== What this task involves ==
Would you transcribe the listing that follows, character for character, and omit its images?

# # # # # # #

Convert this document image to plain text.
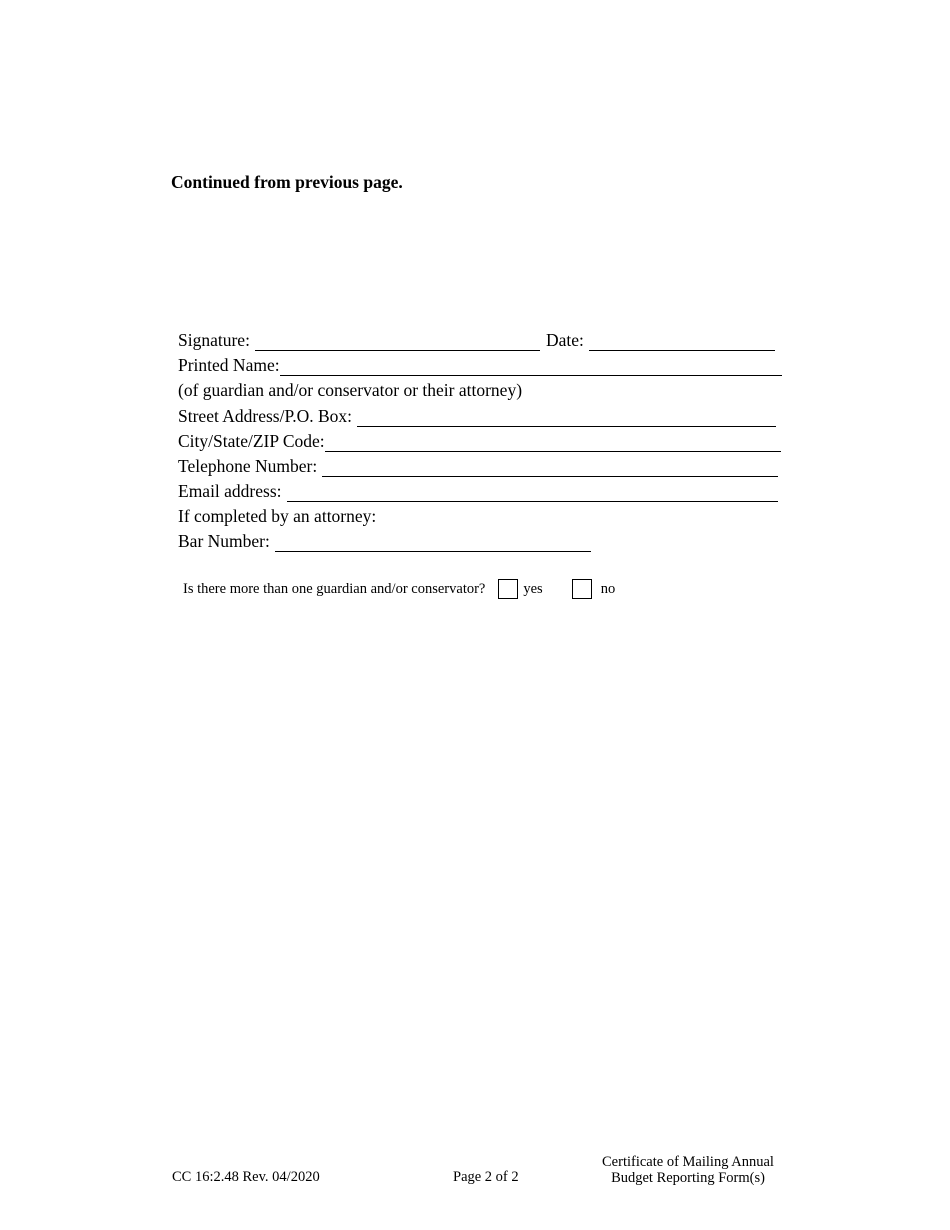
Continued from previous page.

Signature:	Date:
Printed Name:
(of guardian and/or conservator or their attorney)
Street Address/P.O. Box:
City/State/ZIP Code:
Telephone Number:
Email address:
If completed by an attorney:
Bar Number:
Is there more than one guardian and/or conservator?	yes	no
CC 16:2.48 Rev. 04/2020	Page 2 of 2
Certificate of Mailing Annual
Budget Reporting Form(s)
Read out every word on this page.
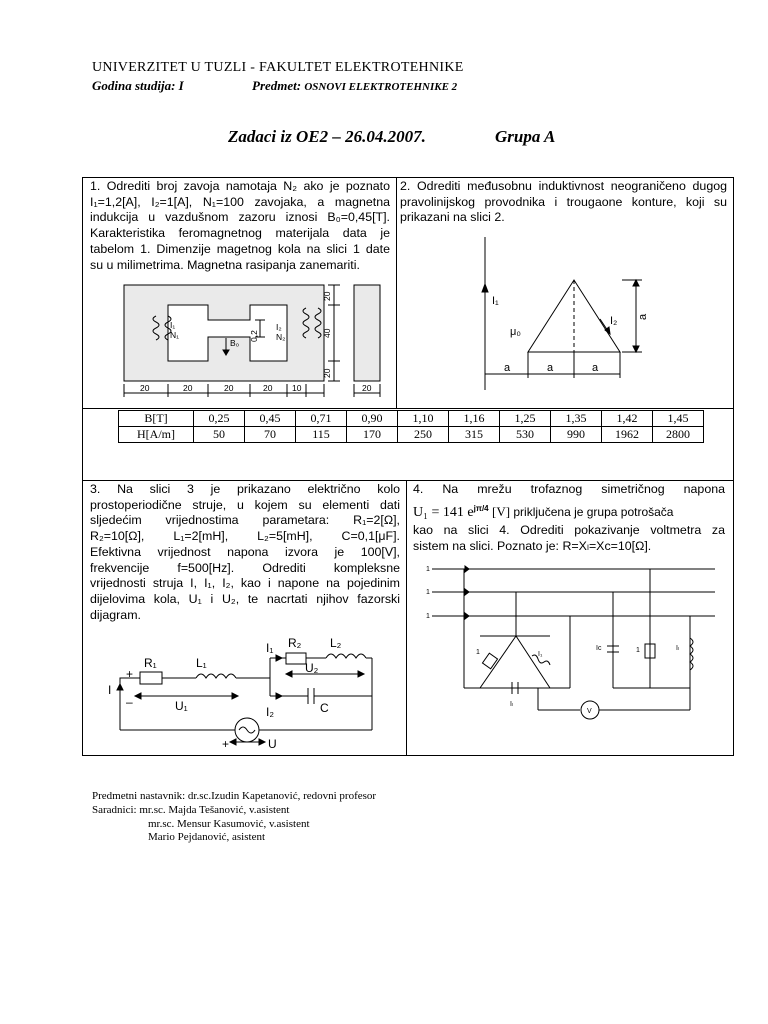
UNIVERZITET U TUZLI - FAKULTET ELEKTROTEHNIKE
Godina studija: I	Predmet: OSNOVI ELEKTROTEHNIKE 2
Zadaci iz OE2 – 26.04.2007.	Grupa A
1. Odrediti broj zavoja namotaja N₂ ako je poznato
I₁=1,2[A], I₂=1[A], N₁=100 zavojaka, a magnetna
indukcija u vazdušnom zazoru iznosi B₀=0,45[T].
Karakteristika feromagnetnog materijala data je
tabelom 1. Dimenzije magetnog kola na slici 1 date
su u milimetrima. Magnetna rasipanja zanemariti.
2. Odrediti međusobnu induktivnost neograničeno dugog
pravolinijskog provodnika i trougaone konture, koji su
prikazani na slici 2.
20	20	20	20 10	20
20
40
20
0,2
I₁
N₁
I₂
N₂
B₀
I₁
I₂
μ₀
a	a	a
a
B[T]	0,25	0,45	0,71	0,90	1,10	1,16	1,25	1,35	1,42	1,45
H[A/m]	50	70	115	170	250	315	530	990	1962	2800
3. Na slici 3 je prikazano električno kolo
prostoperiodične struje, u kojem su elementi dati
sljedećim vrijednostima parametara: R₁=2[Ω],
R₂=10[Ω], L₁=2[mH], L₂=5[mH], C=0,1[μF].
Efektivna vrijednost napona izvora je 100[V],
frekvencije f=500[Hz]. Odrediti kompleksne
vrijednosti struja I, I₁, I₂, kao i napone na pojedinim
dijelovima kola, U₁ i U₂, te nacrtati njihov fazorski
dijagram.
4. Na mrežu trofaznog simetričnog napona
U₁ = 141 $e^{j\pi/4}$ [V] priključena je grupa potrošača
kao na slici 4. Odrediti pokazivanje voltmetra za
sistem na slici. Poznato je: R=Xₗ=Xᴄ=10[Ω].
R₁	L₁
R₂ L₂
C
I
I₁
I₂
U₁
U₂
U
+
+
–
1
1
1
1	I₁
Iₗ
Iᴄ	1	Iₗ
V
Predmetni nastavnik: dr.sc.Izudin Kapetanović, redovni profesor
Saradnici: mr.sc. Majda Tešanović, v.asistent
mr.sc. Mensur Kasumović, v.asistent
Mario Pejdanović, asistent
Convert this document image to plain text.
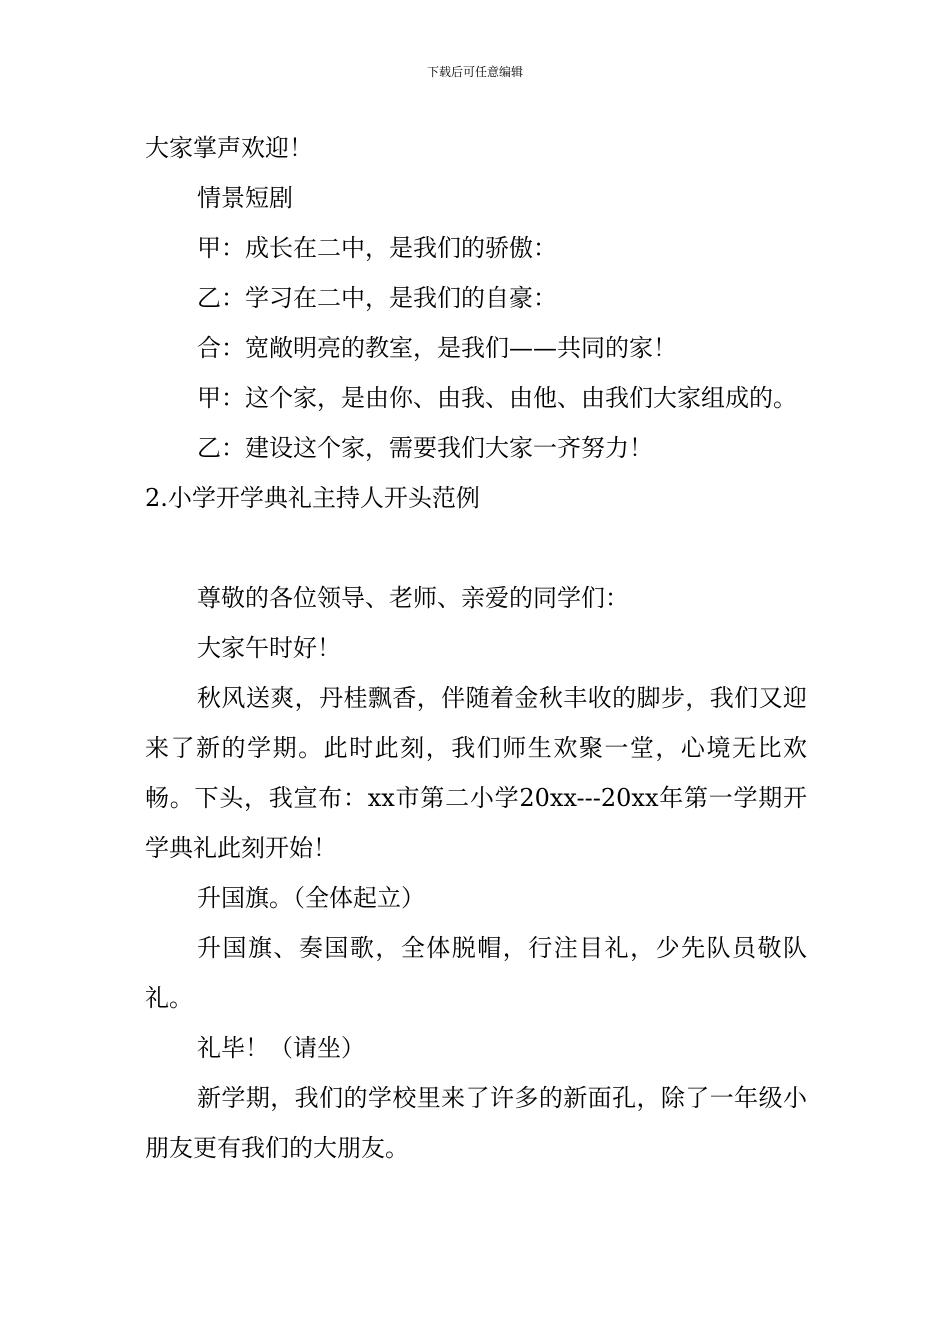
下载后可任意编辑

大家掌声欢迎！

情景短剧

甲：成长在二中，是我们的骄傲：

乙：学习在二中，是我们的自豪：

合：宽敞明亮的教室，是我们——共同的家！

甲：这个家，是由你、由我、由他、由我们大家组成的。

乙：建设这个家，需要我们大家一齐努力！

2.小学开学典礼主持人开头范例

尊敬的各位领导、老师、亲爱的同学们：

大家午时好！

秋风送爽，丹桂飘香，伴随着金秋丰收的脚步，我们又迎来了新的学期。此时此刻，我们师生欢聚一堂，心境无比欢畅。下头，我宣布：xx市第二小学20xx---20xx年第一学期开学典礼此刻开始！

升国旗。（全体起立）

升国旗、奏国歌，全体脱帽，行注目礼，少先队员敬队礼。

礼毕！（请坐）

新学期，我们的学校里来了许多的新面孔，除了一年级小朋友更有我们的大朋友。
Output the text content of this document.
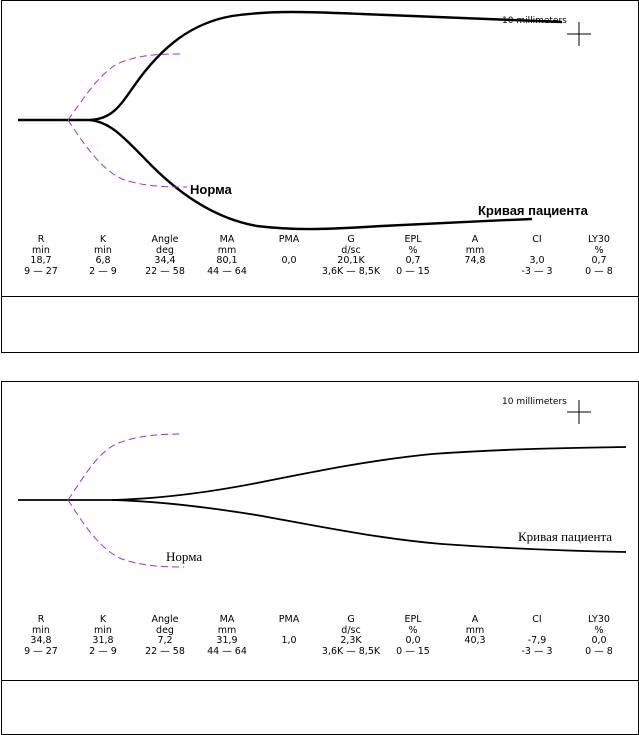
10 millimeters
Норма
Кривая пациента
R	K	Angle	MA	PMA	G	EPL	A	CI	LY30
min	min	deg	mm		d/sc	%	mm		%
18,7	6,8	34,4	80,1	0,0	20,1K	0,7	74,8	3,0	0,7
9 — 27	2 — 9	22 — 58	44 — 64		3,6K — 8,5K	0 — 15		-3 — 3	0 — 8
10 millimeters
Норма
Кривая пациента
R	K	Angle	MA	PMA	G	EPL	A	CI	LY30
min	min	deg	mm		d/sc	%	mm		%
34,8	31,8	7,2	31,9	1,0	2,3K	0,0	40,3	-7,9	0,0
9 — 27	2 — 9	22 — 58	44 — 64		3,6K — 8,5K	0 — 15		-3 — 3	0 — 8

# # # # # # #

== Result below ==
Convert this document image to plain text.
Continued from previous page.

Signature:	Date:
Printed Name:
(of guardian and/or conservator or their attorney)
Street Address/P.O. Box:
City/State/ZIP Code:
Telephone Number:
Email address:
If completed by an attorney:
Bar Number:
Is there more than one guardian and/or conservator?	yes	no
CC 16:2.48 Rev. 04/2020	Page 2 of 2
Certificate of Mailing Annual
Budget Reporting Form(s)
Read out every word on this page.
UNIVERZITET U TUZLI - FAKULTET ELEKTROTEHNIKE
Godina studija: I	Predmet: OSNOVI ELEKTROTEHNIKE 2
Zadaci iz OE2 – 26.04.2007.	Grupa A
1. Odrediti broj zavoja namotaja N₂ ako je poznato
I₁=1,2[A], I₂=1[A], N₁=100 zavojaka, a magnetna
indukcija u vazdušnom zazoru iznosi B₀=0,45[T].
Karakteristika feromagnetnog materijala data je
tabelom 1. Dimenzije magetnog kola na slici 1 date
su u milimetrima. Magnetna rasipanja zanemariti.
2. Odrediti međusobnu induktivnost neograničeno dugog
pravolinijskog provodnika i trougaone konture, koji su
prikazani na slici 2.
20	20	20	20 10	20
20
40
20
0,2
I₁
N₁
I₂
N₂
B₀
I₁
I₂
μ₀
a	a	a
a
B[T]	0,25	0,45	0,71	0,90	1,10	1,16	1,25	1,35	1,42	1,45
H[A/m]	50	70	115	170	250	315	530	990	1962	2800
3. Na slici 3 je prikazano električno kolo
prostoperiodične struje, u kojem su elementi dati
sljedećim vrijednostima parametara: R₁=2[Ω],
R₂=10[Ω], L₁=2[mH], L₂=5[mH], C=0,1[μF].
Efektivna vrijednost napona izvora je 100[V],
frekvencije f=500[Hz]. Odrediti kompleksne
vrijednosti struja I, I₁, I₂, kao i napone na pojedinim
dijelovima kola, U₁ i U₂, te nacrtati njihov fazorski
dijagram.
4. Na mrežu trofaznog simetričnog napona
U₁ = 141 $e^{j\pi/4}$ [V] priključena je grupa potrošača
kao na slici 4. Odrediti pokazivanje voltmetra za
sistem na slici. Poznato je: R=Xₗ=Xᴄ=10[Ω].
R₁	L₁
R₂ L₂
C
I
I₁
I₂
U₁
U₂
U
+
+
–
1
1
1
1	I₁
Iₗ
Iᴄ	1	Iₗ
V
Predmetni nastavnik: dr.sc.Izudin Kapetanović, redovni profesor
Saradnici: mr.sc. Majda Tešanović, v.asistent
mr.sc. Mensur Kasumović, v.asistent
Mario Pejdanović, asistent
Convert this document image to plain text.
下载后可任意编辑

大家掌声欢迎！

情景短剧

甲：成长在二中，是我们的骄傲：

乙：学习在二中，是我们的自豪：

合：宽敞明亮的教室，是我们——共同的家！

甲：这个家，是由你、由我、由他、由我们大家组成的。

乙：建设这个家，需要我们大家一齐努力！

2.小学开学典礼主持人开头范例

尊敬的各位领导、老师、亲爱的同学们：

大家午时好！

秋风送爽，丹桂飘香，伴随着金秋丰收的脚步，我们又迎来了新的学期。此时此刻，我们师生欢聚一堂，心境无比欢畅。下头，我宣布：xx市第二小学20xx---20xx年第一学期开学典礼此刻开始！

升国旗。（全体起立）

升国旗、奏国歌，全体脱帽，行注目礼，少先队员敬队礼。

礼毕！（请坐）

新学期，我们的学校里来了许多的新面孔，除了一年级小朋友更有我们的大朋友。
Output the text content of this document.
10 millimeters
Норма
Кривая пациента
R	K	Angle	MA	PMA	G	EPL	A	CI	LY30
min	min	deg	mm		d/sc	%	mm		%
18,7	6,8	34,4	80,1	0,0	20,1K	0,7	74,8	3,0	0,7
9 — 27	2 — 9	22 — 58	44 — 64		3,6K — 8,5K	0 — 15		-3 — 3	0 — 8
10 millimeters
Норма
Кривая пациента
R	K	Angle	MA	PMA	G	EPL	A	CI	LY30
min	min	deg	mm		d/sc	%	mm		%
34,8	31,8	7,2	31,9	1,0	2,3K	0,0	40,3	-7,9	0,0
9 — 27	2 — 9	22 — 58	44 — 64		3,6K — 8,5K	0 — 15		-3 — 3	0 — 8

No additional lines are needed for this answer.